▶ **What is expected**
Print all of the lines exactly. Any picture among them stays out.

▶ **Record set**
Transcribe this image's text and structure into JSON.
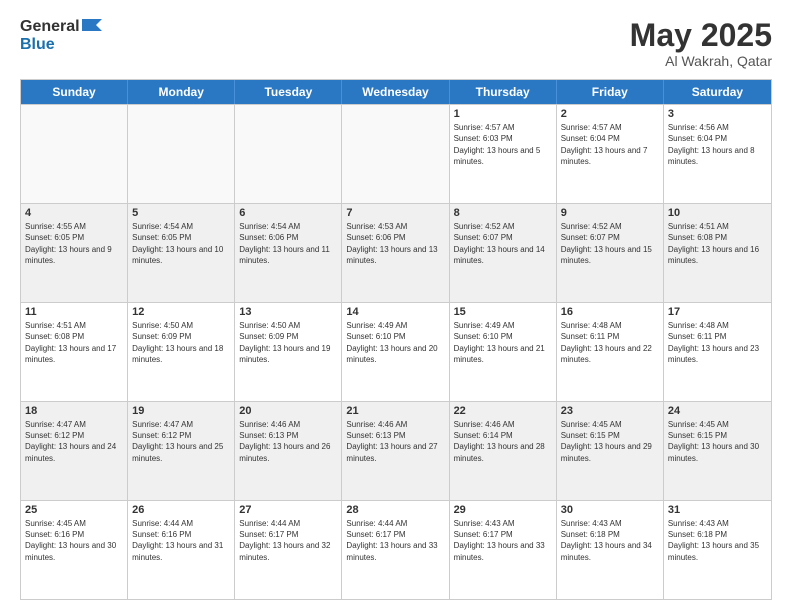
{
  "logo": {
    "line1": "General",
    "line2": "Blue"
  },
  "title": {
    "month_year": "May 2025",
    "location": "Al Wakrah, Qatar"
  },
  "header_days": [
    "Sunday",
    "Monday",
    "Tuesday",
    "Wednesday",
    "Thursday",
    "Friday",
    "Saturday"
  ],
  "weeks": [
    [
      {
        "day": "",
        "info": "",
        "empty": true
      },
      {
        "day": "",
        "info": "",
        "empty": true
      },
      {
        "day": "",
        "info": "",
        "empty": true
      },
      {
        "day": "",
        "info": "",
        "empty": true
      },
      {
        "day": "1",
        "info": "Sunrise: 4:57 AM\nSunset: 6:03 PM\nDaylight: 13 hours and 5 minutes.",
        "empty": false
      },
      {
        "day": "2",
        "info": "Sunrise: 4:57 AM\nSunset: 6:04 PM\nDaylight: 13 hours and 7 minutes.",
        "empty": false
      },
      {
        "day": "3",
        "info": "Sunrise: 4:56 AM\nSunset: 6:04 PM\nDaylight: 13 hours and 8 minutes.",
        "empty": false
      }
    ],
    [
      {
        "day": "4",
        "info": "Sunrise: 4:55 AM\nSunset: 6:05 PM\nDaylight: 13 hours and 9 minutes.",
        "empty": false,
        "shaded": true
      },
      {
        "day": "5",
        "info": "Sunrise: 4:54 AM\nSunset: 6:05 PM\nDaylight: 13 hours and 10 minutes.",
        "empty": false,
        "shaded": true
      },
      {
        "day": "6",
        "info": "Sunrise: 4:54 AM\nSunset: 6:06 PM\nDaylight: 13 hours and 11 minutes.",
        "empty": false,
        "shaded": true
      },
      {
        "day": "7",
        "info": "Sunrise: 4:53 AM\nSunset: 6:06 PM\nDaylight: 13 hours and 13 minutes.",
        "empty": false,
        "shaded": true
      },
      {
        "day": "8",
        "info": "Sunrise: 4:52 AM\nSunset: 6:07 PM\nDaylight: 13 hours and 14 minutes.",
        "empty": false,
        "shaded": true
      },
      {
        "day": "9",
        "info": "Sunrise: 4:52 AM\nSunset: 6:07 PM\nDaylight: 13 hours and 15 minutes.",
        "empty": false,
        "shaded": true
      },
      {
        "day": "10",
        "info": "Sunrise: 4:51 AM\nSunset: 6:08 PM\nDaylight: 13 hours and 16 minutes.",
        "empty": false,
        "shaded": true
      }
    ],
    [
      {
        "day": "11",
        "info": "Sunrise: 4:51 AM\nSunset: 6:08 PM\nDaylight: 13 hours and 17 minutes.",
        "empty": false
      },
      {
        "day": "12",
        "info": "Sunrise: 4:50 AM\nSunset: 6:09 PM\nDaylight: 13 hours and 18 minutes.",
        "empty": false
      },
      {
        "day": "13",
        "info": "Sunrise: 4:50 AM\nSunset: 6:09 PM\nDaylight: 13 hours and 19 minutes.",
        "empty": false
      },
      {
        "day": "14",
        "info": "Sunrise: 4:49 AM\nSunset: 6:10 PM\nDaylight: 13 hours and 20 minutes.",
        "empty": false
      },
      {
        "day": "15",
        "info": "Sunrise: 4:49 AM\nSunset: 6:10 PM\nDaylight: 13 hours and 21 minutes.",
        "empty": false
      },
      {
        "day": "16",
        "info": "Sunrise: 4:48 AM\nSunset: 6:11 PM\nDaylight: 13 hours and 22 minutes.",
        "empty": false
      },
      {
        "day": "17",
        "info": "Sunrise: 4:48 AM\nSunset: 6:11 PM\nDaylight: 13 hours and 23 minutes.",
        "empty": false
      }
    ],
    [
      {
        "day": "18",
        "info": "Sunrise: 4:47 AM\nSunset: 6:12 PM\nDaylight: 13 hours and 24 minutes.",
        "empty": false,
        "shaded": true
      },
      {
        "day": "19",
        "info": "Sunrise: 4:47 AM\nSunset: 6:12 PM\nDaylight: 13 hours and 25 minutes.",
        "empty": false,
        "shaded": true
      },
      {
        "day": "20",
        "info": "Sunrise: 4:46 AM\nSunset: 6:13 PM\nDaylight: 13 hours and 26 minutes.",
        "empty": false,
        "shaded": true
      },
      {
        "day": "21",
        "info": "Sunrise: 4:46 AM\nSunset: 6:13 PM\nDaylight: 13 hours and 27 minutes.",
        "empty": false,
        "shaded": true
      },
      {
        "day": "22",
        "info": "Sunrise: 4:46 AM\nSunset: 6:14 PM\nDaylight: 13 hours and 28 minutes.",
        "empty": false,
        "shaded": true
      },
      {
        "day": "23",
        "info": "Sunrise: 4:45 AM\nSunset: 6:15 PM\nDaylight: 13 hours and 29 minutes.",
        "empty": false,
        "shaded": true
      },
      {
        "day": "24",
        "info": "Sunrise: 4:45 AM\nSunset: 6:15 PM\nDaylight: 13 hours and 30 minutes.",
        "empty": false,
        "shaded": true
      }
    ],
    [
      {
        "day": "25",
        "info": "Sunrise: 4:45 AM\nSunset: 6:16 PM\nDaylight: 13 hours and 30 minutes.",
        "empty": false
      },
      {
        "day": "26",
        "info": "Sunrise: 4:44 AM\nSunset: 6:16 PM\nDaylight: 13 hours and 31 minutes.",
        "empty": false
      },
      {
        "day": "27",
        "info": "Sunrise: 4:44 AM\nSunset: 6:17 PM\nDaylight: 13 hours and 32 minutes.",
        "empty": false
      },
      {
        "day": "28",
        "info": "Sunrise: 4:44 AM\nSunset: 6:17 PM\nDaylight: 13 hours and 33 minutes.",
        "empty": false
      },
      {
        "day": "29",
        "info": "Sunrise: 4:43 AM\nSunset: 6:17 PM\nDaylight: 13 hours and 33 minutes.",
        "empty": false
      },
      {
        "day": "30",
        "info": "Sunrise: 4:43 AM\nSunset: 6:18 PM\nDaylight: 13 hours and 34 minutes.",
        "empty": false
      },
      {
        "day": "31",
        "info": "Sunrise: 4:43 AM\nSunset: 6:18 PM\nDaylight: 13 hours and 35 minutes.",
        "empty": false
      }
    ]
  ]
}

▶ **Solution to this problem**
Transcribe this image's text and structure into JSON.
{
  "logo": {
    "line1": "General",
    "line2": "Blue"
  },
  "title": {
    "month_year": "May 2025",
    "location": "Al Wakrah, Qatar"
  },
  "header_days": [
    "Sunday",
    "Monday",
    "Tuesday",
    "Wednesday",
    "Thursday",
    "Friday",
    "Saturday"
  ],
  "weeks": [
    [
      {
        "day": "",
        "info": "",
        "empty": true
      },
      {
        "day": "",
        "info": "",
        "empty": true
      },
      {
        "day": "",
        "info": "",
        "empty": true
      },
      {
        "day": "",
        "info": "",
        "empty": true
      },
      {
        "day": "1",
        "info": "Sunrise: 4:57 AM\nSunset: 6:03 PM\nDaylight: 13 hours and 5 minutes.",
        "empty": false
      },
      {
        "day": "2",
        "info": "Sunrise: 4:57 AM\nSunset: 6:04 PM\nDaylight: 13 hours and 7 minutes.",
        "empty": false
      },
      {
        "day": "3",
        "info": "Sunrise: 4:56 AM\nSunset: 6:04 PM\nDaylight: 13 hours and 8 minutes.",
        "empty": false
      }
    ],
    [
      {
        "day": "4",
        "info": "Sunrise: 4:55 AM\nSunset: 6:05 PM\nDaylight: 13 hours and 9 minutes.",
        "empty": false,
        "shaded": true
      },
      {
        "day": "5",
        "info": "Sunrise: 4:54 AM\nSunset: 6:05 PM\nDaylight: 13 hours and 10 minutes.",
        "empty": false,
        "shaded": true
      },
      {
        "day": "6",
        "info": "Sunrise: 4:54 AM\nSunset: 6:06 PM\nDaylight: 13 hours and 11 minutes.",
        "empty": false,
        "shaded": true
      },
      {
        "day": "7",
        "info": "Sunrise: 4:53 AM\nSunset: 6:06 PM\nDaylight: 13 hours and 13 minutes.",
        "empty": false,
        "shaded": true
      },
      {
        "day": "8",
        "info": "Sunrise: 4:52 AM\nSunset: 6:07 PM\nDaylight: 13 hours and 14 minutes.",
        "empty": false,
        "shaded": true
      },
      {
        "day": "9",
        "info": "Sunrise: 4:52 AM\nSunset: 6:07 PM\nDaylight: 13 hours and 15 minutes.",
        "empty": false,
        "shaded": true
      },
      {
        "day": "10",
        "info": "Sunrise: 4:51 AM\nSunset: 6:08 PM\nDaylight: 13 hours and 16 minutes.",
        "empty": false,
        "shaded": true
      }
    ],
    [
      {
        "day": "11",
        "info": "Sunrise: 4:51 AM\nSunset: 6:08 PM\nDaylight: 13 hours and 17 minutes.",
        "empty": false
      },
      {
        "day": "12",
        "info": "Sunrise: 4:50 AM\nSunset: 6:09 PM\nDaylight: 13 hours and 18 minutes.",
        "empty": false
      },
      {
        "day": "13",
        "info": "Sunrise: 4:50 AM\nSunset: 6:09 PM\nDaylight: 13 hours and 19 minutes.",
        "empty": false
      },
      {
        "day": "14",
        "info": "Sunrise: 4:49 AM\nSunset: 6:10 PM\nDaylight: 13 hours and 20 minutes.",
        "empty": false
      },
      {
        "day": "15",
        "info": "Sunrise: 4:49 AM\nSunset: 6:10 PM\nDaylight: 13 hours and 21 minutes.",
        "empty": false
      },
      {
        "day": "16",
        "info": "Sunrise: 4:48 AM\nSunset: 6:11 PM\nDaylight: 13 hours and 22 minutes.",
        "empty": false
      },
      {
        "day": "17",
        "info": "Sunrise: 4:48 AM\nSunset: 6:11 PM\nDaylight: 13 hours and 23 minutes.",
        "empty": false
      }
    ],
    [
      {
        "day": "18",
        "info": "Sunrise: 4:47 AM\nSunset: 6:12 PM\nDaylight: 13 hours and 24 minutes.",
        "empty": false,
        "shaded": true
      },
      {
        "day": "19",
        "info": "Sunrise: 4:47 AM\nSunset: 6:12 PM\nDaylight: 13 hours and 25 minutes.",
        "empty": false,
        "shaded": true
      },
      {
        "day": "20",
        "info": "Sunrise: 4:46 AM\nSunset: 6:13 PM\nDaylight: 13 hours and 26 minutes.",
        "empty": false,
        "shaded": true
      },
      {
        "day": "21",
        "info": "Sunrise: 4:46 AM\nSunset: 6:13 PM\nDaylight: 13 hours and 27 minutes.",
        "empty": false,
        "shaded": true
      },
      {
        "day": "22",
        "info": "Sunrise: 4:46 AM\nSunset: 6:14 PM\nDaylight: 13 hours and 28 minutes.",
        "empty": false,
        "shaded": true
      },
      {
        "day": "23",
        "info": "Sunrise: 4:45 AM\nSunset: 6:15 PM\nDaylight: 13 hours and 29 minutes.",
        "empty": false,
        "shaded": true
      },
      {
        "day": "24",
        "info": "Sunrise: 4:45 AM\nSunset: 6:15 PM\nDaylight: 13 hours and 30 minutes.",
        "empty": false,
        "shaded": true
      }
    ],
    [
      {
        "day": "25",
        "info": "Sunrise: 4:45 AM\nSunset: 6:16 PM\nDaylight: 13 hours and 30 minutes.",
        "empty": false
      },
      {
        "day": "26",
        "info": "Sunrise: 4:44 AM\nSunset: 6:16 PM\nDaylight: 13 hours and 31 minutes.",
        "empty": false
      },
      {
        "day": "27",
        "info": "Sunrise: 4:44 AM\nSunset: 6:17 PM\nDaylight: 13 hours and 32 minutes.",
        "empty": false
      },
      {
        "day": "28",
        "info": "Sunrise: 4:44 AM\nSunset: 6:17 PM\nDaylight: 13 hours and 33 minutes.",
        "empty": false
      },
      {
        "day": "29",
        "info": "Sunrise: 4:43 AM\nSunset: 6:17 PM\nDaylight: 13 hours and 33 minutes.",
        "empty": false
      },
      {
        "day": "30",
        "info": "Sunrise: 4:43 AM\nSunset: 6:18 PM\nDaylight: 13 hours and 34 minutes.",
        "empty": false
      },
      {
        "day": "31",
        "info": "Sunrise: 4:43 AM\nSunset: 6:18 PM\nDaylight: 13 hours and 35 minutes.",
        "empty": false
      }
    ]
  ]
}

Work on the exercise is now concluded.